** Given request **
Among the entries below, count the lines that contain the word "sales". Write down only the total.

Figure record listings
>>>>

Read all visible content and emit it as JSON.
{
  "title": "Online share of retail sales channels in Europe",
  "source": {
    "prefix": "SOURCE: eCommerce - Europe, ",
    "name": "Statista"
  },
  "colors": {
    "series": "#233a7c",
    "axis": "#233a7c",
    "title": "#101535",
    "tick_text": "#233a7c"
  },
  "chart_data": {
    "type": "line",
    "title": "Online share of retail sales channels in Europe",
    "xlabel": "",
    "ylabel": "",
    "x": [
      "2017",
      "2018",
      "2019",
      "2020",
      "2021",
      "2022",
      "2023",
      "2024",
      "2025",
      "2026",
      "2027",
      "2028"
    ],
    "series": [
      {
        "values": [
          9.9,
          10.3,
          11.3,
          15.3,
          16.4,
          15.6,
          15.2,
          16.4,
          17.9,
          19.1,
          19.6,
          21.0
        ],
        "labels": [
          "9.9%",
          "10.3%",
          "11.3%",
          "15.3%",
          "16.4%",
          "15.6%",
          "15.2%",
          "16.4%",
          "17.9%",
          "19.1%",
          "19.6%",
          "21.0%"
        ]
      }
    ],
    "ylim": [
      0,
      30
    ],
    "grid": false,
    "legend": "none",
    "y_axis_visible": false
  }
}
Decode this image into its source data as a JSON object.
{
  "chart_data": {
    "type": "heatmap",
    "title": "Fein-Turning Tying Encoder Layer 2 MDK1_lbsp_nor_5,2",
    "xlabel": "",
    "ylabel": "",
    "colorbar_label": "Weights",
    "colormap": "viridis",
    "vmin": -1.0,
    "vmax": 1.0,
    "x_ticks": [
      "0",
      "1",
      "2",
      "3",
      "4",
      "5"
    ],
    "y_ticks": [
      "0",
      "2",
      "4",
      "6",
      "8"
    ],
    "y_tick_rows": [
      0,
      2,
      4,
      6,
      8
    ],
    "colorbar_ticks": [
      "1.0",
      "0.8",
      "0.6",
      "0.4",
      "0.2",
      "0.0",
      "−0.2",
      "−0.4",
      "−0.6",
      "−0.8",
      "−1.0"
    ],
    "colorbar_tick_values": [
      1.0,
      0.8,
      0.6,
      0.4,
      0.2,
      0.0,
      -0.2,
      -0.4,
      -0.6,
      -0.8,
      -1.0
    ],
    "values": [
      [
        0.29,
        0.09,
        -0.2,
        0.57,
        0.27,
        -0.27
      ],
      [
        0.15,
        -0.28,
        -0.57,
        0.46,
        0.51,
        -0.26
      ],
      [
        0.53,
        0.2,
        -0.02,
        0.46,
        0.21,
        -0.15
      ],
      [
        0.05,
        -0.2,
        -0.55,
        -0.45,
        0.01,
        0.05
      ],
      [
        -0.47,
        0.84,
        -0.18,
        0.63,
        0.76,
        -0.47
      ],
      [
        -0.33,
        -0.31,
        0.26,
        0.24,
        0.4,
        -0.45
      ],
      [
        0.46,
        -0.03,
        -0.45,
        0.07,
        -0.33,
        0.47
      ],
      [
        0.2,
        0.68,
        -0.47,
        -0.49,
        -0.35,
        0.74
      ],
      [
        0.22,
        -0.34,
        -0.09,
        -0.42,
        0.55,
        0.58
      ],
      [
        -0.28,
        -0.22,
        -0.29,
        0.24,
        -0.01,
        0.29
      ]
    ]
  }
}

<<<<

** Task response **
2